>> start ENTRIES PROVIDED
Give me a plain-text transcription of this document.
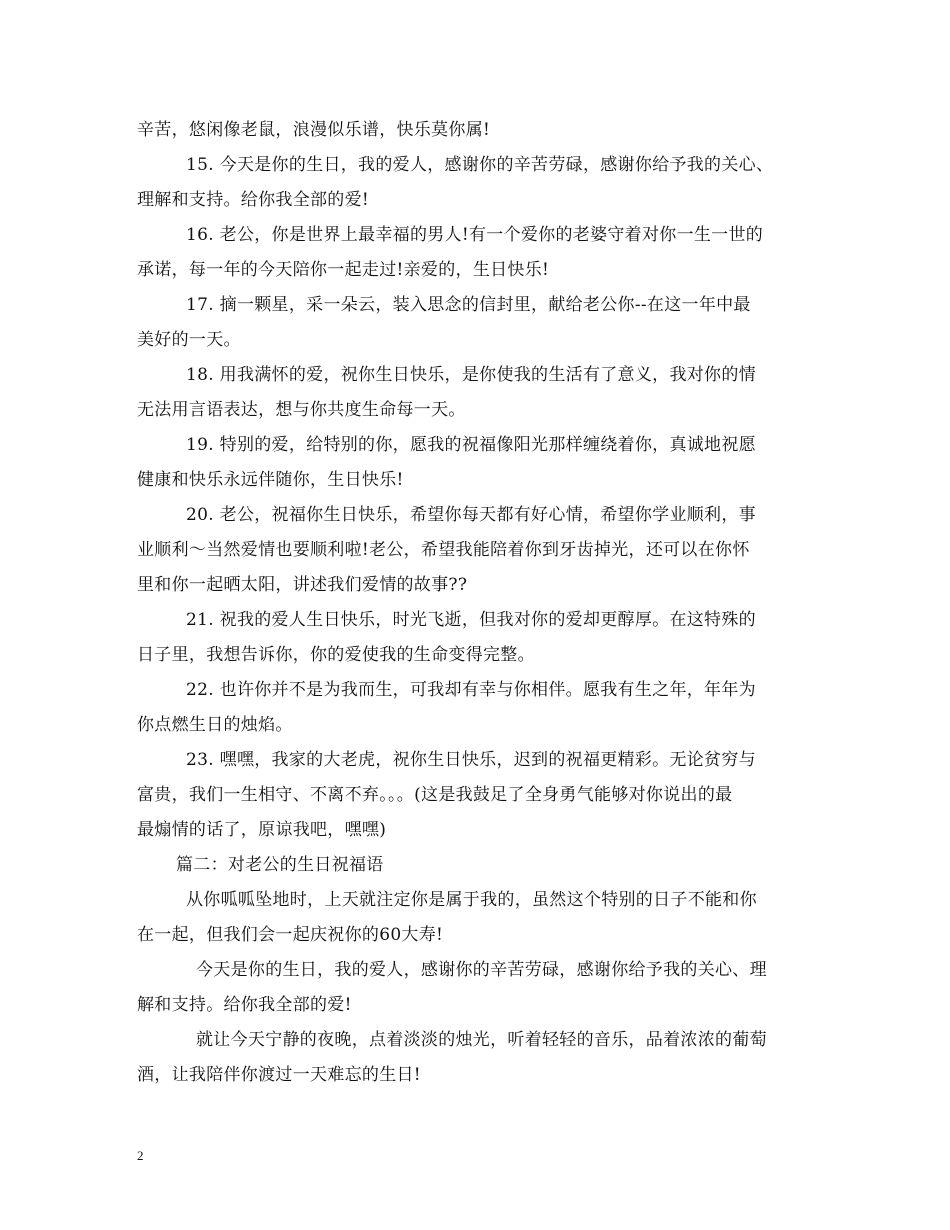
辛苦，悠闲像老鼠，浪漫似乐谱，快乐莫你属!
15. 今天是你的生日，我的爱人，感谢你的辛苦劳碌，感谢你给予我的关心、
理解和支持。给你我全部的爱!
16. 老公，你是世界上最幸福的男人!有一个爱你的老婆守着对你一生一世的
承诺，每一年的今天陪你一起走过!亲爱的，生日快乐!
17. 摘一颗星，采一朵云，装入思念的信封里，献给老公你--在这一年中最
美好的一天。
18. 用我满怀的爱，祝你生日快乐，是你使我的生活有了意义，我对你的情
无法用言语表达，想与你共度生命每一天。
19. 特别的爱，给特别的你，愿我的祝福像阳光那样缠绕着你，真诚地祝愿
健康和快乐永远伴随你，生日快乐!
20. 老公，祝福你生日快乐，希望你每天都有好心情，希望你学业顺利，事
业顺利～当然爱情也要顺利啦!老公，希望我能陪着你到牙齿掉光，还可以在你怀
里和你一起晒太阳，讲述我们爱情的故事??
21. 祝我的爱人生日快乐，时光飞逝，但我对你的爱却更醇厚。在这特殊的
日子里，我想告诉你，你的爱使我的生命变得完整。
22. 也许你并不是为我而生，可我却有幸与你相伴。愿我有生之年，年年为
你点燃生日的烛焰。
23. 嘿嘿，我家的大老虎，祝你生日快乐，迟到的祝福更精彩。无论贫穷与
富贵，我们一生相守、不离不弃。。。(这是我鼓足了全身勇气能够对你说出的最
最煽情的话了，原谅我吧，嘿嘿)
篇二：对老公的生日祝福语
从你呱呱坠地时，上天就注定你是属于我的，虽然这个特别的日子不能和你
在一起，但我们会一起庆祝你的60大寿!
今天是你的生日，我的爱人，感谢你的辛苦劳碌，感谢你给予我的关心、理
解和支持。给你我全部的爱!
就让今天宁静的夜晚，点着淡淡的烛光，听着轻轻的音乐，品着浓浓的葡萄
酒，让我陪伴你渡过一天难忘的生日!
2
>> end ENTRIES PROVIDED
>> start ENTRIES PROVIDED
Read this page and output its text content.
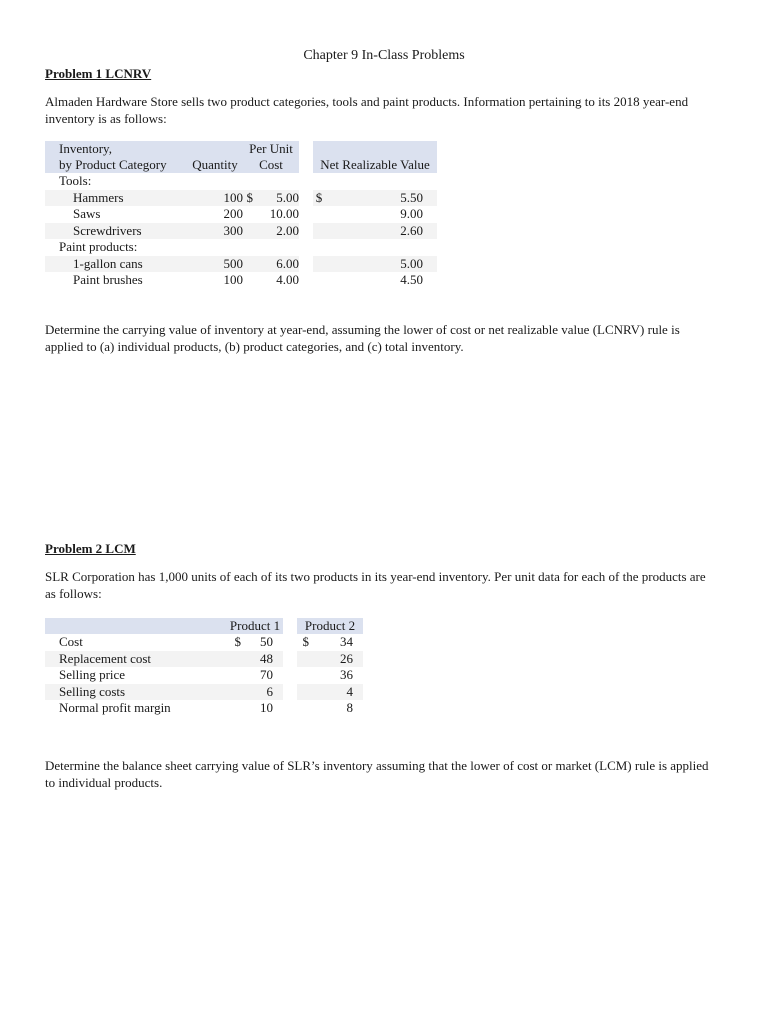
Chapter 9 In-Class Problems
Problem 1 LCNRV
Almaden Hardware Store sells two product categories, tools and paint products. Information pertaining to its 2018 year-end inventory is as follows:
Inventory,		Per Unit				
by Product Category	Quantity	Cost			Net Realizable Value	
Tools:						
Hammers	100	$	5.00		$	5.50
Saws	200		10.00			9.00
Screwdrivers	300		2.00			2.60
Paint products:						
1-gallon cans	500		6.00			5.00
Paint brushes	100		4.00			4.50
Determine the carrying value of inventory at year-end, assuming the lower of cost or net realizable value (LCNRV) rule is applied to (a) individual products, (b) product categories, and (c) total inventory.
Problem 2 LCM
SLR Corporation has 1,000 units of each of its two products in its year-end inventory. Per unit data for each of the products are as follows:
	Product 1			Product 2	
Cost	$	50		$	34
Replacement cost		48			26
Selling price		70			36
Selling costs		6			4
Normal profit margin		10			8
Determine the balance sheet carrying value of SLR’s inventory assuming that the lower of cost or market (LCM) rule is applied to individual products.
>> end ENTRIES PROVIDED
>> start ENTRIES PROVIDED
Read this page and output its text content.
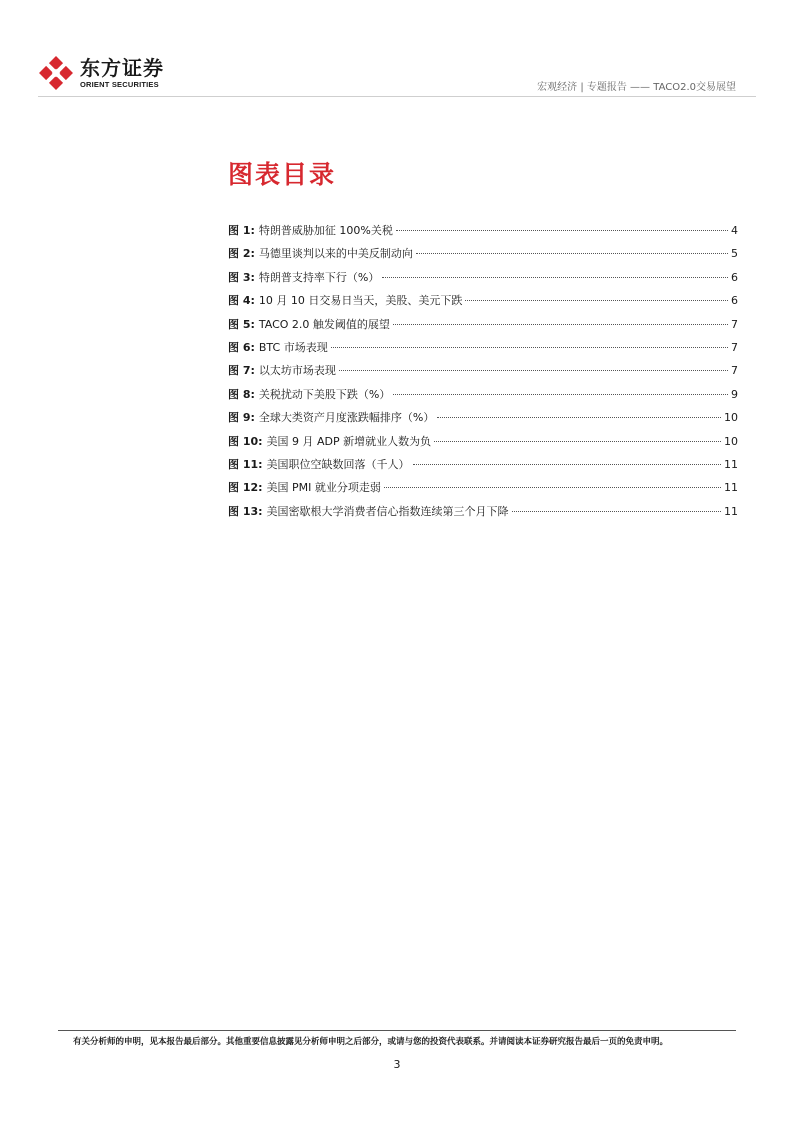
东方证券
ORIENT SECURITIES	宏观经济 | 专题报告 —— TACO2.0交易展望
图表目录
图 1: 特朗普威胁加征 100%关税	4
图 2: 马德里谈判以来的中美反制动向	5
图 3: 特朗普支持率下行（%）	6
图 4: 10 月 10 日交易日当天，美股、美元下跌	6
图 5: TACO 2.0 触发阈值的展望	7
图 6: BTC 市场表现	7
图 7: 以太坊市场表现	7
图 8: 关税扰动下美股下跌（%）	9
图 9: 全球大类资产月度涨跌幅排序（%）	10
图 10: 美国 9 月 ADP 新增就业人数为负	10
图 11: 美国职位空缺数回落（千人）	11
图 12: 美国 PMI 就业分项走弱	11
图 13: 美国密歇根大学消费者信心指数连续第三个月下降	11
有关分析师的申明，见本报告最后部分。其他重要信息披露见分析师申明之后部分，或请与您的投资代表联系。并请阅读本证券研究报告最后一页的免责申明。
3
>> end ENTRIES PROVIDED
BRIEF -
Copy each line of the listing that includes "assuming".

TASK SOLUTION -
Determine the carrying value of inventory at year-end, assuming the lower of cost or net realizable value (LCNRV) rule is applied to (a) individual products, (b) product categories, and (c) total inventory.
Determine the balance sheet carrying value of SLR’s inventory assuming that the lower of cost or market (LCM) rule is applied to individual products.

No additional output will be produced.